§ Task instructions
a – Translate this sentence from the Halloween food post into French: "This is an example of avocado in a dessert that works!"
b – Transcribe the passage of the Halloween food post that begins at the words "I can do that." and stop after "to avoid staining).", reproducing every character without change.

──────── Selected excerpt ────────

Every Halloween I have grand plans to make “scary” Halloween food.
This year, I have my eye on:
- Brain cupcakes (so clever)
- Chocolate Witch Hats (not scary, but cool)
- Forked eyeballs (do this with cookie dough balls!)
- Tentacle Pot Pie (Monday’s dinner inspiration)
- Stuffed roaches (hahah)
- Apple Teeth (doesn’t get much easier than this)
I’m all over the scary food right now.
[P.S. - Kitty litter cake? Really? I might barf. times ten.]
Anyway, I dream about all the scary food I’ll make and then it occurs to me that I really just want chocolate in mass quantities.
I don’t care if it scares me, in fact, I doubt chocolate could. Well, unless it’s shaped like poo or even worse, in a litter box. That’s pretty scary. The same goes for Eric playing Christmas music a week before Halloween.
Give me luxurious chocolate, Green Monster shots, “scary” Dollarstore decorations, and a couple easy, no-bake recipes?
I can do that.
Vegan Double Chocolate Pudding Cups
- 1 batch of my favourite vegan pudding (or double it if you need more)
- Shot glasses or parfait glasses
- Natural cane sugar
- Food coloring (the Wilton ones I have are vegan)
- Coconut/chia seeds, to garnish (optional)
1. With a food processor, make the vegan pudding.
2. To make coloured sugar, add about 1/4 cup of sugar into a bowl. Now add about 5-6 drops of your desired colour. Mix well with a spoon or hands until combined (I put gloves on to avoid staining).
3. To rim glass, dip end into water and then dip into the coloured sugar mixture. Twist glass until coated evenly.
4. Add pudding and top with coconut and coloured sugar.
Man, I love this pudding. This is an example of avocado in a dessert that works!
Oh my what nice eyes you have…
And because I’m all about balance, something GREEN!
A Green Monster on Halloween, how appropriate.
[Please avoid the glaring obvious that these look like Christmas shots instead of Halloween. I blame Eric playing Christmas music.]
Mini Green Monster Shots
Made extra sweet for Halloween!

──────── Recorded information ────────

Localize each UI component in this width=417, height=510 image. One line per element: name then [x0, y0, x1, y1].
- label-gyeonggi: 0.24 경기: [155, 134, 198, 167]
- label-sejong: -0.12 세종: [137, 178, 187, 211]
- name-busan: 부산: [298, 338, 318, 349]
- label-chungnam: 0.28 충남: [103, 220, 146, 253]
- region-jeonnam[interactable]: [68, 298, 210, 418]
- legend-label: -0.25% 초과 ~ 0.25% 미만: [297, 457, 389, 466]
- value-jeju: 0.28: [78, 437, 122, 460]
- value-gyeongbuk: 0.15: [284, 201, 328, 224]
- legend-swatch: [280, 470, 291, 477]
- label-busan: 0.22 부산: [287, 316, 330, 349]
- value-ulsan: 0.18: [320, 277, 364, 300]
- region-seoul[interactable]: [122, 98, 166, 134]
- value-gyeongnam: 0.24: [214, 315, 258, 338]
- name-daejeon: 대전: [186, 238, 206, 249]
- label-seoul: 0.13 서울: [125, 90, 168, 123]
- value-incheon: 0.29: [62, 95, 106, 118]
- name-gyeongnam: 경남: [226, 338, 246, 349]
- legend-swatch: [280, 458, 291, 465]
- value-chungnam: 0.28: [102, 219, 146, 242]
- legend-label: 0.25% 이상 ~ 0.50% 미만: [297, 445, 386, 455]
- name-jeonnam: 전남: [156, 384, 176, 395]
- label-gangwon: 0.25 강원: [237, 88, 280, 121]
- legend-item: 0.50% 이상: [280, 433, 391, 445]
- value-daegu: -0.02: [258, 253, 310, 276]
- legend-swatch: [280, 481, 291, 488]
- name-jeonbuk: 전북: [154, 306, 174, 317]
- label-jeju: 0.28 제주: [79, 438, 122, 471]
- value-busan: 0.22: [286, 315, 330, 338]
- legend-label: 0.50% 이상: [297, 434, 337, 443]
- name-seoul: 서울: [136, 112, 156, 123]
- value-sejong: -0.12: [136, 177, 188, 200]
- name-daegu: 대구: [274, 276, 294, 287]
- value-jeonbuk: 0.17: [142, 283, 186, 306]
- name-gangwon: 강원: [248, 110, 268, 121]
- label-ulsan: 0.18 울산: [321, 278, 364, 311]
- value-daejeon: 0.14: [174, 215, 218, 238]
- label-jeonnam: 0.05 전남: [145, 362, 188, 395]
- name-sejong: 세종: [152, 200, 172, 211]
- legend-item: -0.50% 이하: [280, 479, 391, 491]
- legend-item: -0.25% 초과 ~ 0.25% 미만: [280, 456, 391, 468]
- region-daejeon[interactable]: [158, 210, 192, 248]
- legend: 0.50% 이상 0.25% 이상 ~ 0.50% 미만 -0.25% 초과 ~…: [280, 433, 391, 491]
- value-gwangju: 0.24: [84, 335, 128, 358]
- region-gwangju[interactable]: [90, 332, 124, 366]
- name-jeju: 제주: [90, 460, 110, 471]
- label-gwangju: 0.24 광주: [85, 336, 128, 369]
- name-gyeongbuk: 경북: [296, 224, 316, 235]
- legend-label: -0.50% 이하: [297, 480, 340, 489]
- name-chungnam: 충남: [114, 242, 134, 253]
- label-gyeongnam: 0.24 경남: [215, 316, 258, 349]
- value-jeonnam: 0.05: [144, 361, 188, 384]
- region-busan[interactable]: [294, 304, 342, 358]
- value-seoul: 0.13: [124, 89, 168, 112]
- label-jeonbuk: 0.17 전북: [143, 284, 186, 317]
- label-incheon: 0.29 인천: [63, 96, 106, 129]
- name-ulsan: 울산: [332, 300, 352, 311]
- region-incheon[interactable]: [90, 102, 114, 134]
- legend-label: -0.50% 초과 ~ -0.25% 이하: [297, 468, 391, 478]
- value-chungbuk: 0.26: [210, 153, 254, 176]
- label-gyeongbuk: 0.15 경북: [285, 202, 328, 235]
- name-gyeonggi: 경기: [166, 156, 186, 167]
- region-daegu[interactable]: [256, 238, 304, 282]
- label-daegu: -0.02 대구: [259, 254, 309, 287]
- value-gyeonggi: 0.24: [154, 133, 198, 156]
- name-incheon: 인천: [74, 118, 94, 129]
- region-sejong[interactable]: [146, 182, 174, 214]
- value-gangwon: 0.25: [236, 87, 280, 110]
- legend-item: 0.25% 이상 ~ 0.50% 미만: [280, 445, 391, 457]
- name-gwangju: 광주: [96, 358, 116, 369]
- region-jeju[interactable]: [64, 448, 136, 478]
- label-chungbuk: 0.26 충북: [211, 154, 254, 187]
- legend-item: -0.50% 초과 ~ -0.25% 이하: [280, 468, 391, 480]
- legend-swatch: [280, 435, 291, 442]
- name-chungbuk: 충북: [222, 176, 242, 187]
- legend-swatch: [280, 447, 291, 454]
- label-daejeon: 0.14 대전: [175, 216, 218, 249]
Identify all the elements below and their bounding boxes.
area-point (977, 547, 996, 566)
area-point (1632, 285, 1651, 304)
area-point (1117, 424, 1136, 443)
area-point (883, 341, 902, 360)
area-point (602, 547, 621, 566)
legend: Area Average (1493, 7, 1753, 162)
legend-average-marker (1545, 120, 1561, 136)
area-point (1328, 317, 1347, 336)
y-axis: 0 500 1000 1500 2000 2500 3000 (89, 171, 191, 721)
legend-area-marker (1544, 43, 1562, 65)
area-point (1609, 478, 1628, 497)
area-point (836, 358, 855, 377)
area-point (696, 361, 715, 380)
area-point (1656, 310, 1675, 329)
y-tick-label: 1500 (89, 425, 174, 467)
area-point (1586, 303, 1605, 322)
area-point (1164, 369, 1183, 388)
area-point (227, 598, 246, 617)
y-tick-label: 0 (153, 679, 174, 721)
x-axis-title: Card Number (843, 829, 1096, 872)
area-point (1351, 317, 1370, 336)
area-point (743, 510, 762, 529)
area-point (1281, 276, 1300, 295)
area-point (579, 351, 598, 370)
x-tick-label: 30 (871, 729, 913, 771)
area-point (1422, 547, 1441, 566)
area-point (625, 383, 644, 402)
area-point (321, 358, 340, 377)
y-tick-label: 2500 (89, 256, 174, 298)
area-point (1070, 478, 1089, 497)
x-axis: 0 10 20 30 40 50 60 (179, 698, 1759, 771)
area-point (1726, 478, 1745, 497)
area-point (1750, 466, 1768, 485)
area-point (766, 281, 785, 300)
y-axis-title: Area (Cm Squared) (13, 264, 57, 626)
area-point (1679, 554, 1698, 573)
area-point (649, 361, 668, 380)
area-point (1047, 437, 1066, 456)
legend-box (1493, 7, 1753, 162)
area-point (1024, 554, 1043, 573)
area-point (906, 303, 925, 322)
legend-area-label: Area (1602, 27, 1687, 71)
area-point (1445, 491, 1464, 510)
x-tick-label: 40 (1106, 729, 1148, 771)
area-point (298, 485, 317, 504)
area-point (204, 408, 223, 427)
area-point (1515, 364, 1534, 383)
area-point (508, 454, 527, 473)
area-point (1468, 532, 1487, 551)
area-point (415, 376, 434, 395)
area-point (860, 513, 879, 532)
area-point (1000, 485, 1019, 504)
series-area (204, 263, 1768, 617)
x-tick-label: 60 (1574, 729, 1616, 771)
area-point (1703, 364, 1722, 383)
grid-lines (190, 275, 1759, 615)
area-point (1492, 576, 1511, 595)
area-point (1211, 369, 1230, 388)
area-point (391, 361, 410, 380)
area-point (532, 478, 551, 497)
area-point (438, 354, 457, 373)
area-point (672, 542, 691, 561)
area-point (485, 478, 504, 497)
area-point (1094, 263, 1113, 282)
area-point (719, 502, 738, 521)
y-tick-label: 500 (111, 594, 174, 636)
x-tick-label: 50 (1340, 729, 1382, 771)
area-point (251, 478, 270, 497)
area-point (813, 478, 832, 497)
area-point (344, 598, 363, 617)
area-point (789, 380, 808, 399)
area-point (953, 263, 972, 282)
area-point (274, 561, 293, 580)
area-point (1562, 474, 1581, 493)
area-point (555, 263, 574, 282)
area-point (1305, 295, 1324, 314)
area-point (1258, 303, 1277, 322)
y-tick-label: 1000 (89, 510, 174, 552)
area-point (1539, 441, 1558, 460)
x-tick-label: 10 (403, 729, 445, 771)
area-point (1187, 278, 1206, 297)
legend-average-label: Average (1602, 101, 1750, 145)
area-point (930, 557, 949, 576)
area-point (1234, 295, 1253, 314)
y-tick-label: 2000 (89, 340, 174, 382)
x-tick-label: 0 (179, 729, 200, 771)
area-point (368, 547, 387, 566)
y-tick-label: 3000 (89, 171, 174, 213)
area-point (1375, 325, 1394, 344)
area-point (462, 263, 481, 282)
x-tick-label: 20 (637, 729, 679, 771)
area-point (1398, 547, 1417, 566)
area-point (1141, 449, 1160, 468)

────────

§ Solved problems
a – Voici un exemple d'avocat dans un dessert qui fonctionne !

b –
I can do that.
Vegan Double Chocolate Pudding Cups
- 1 batch of my favourite vegan pudding (or double it if you need more)
- Shot glasses or parfait glasses
- Natural cane sugar
- Food coloring (the Wilton ones I have are vegan)
- Coconut/chia seeds, to garnish (optional)
1. With a food processor, make the vegan pudding.
2. To make coloured sugar, add about 1/4 cup of sugar into a bowl. Now add about 5-6 drops of your desired colour. Mix well with a spoon or hands until combined (I put gloves on to avoid staining).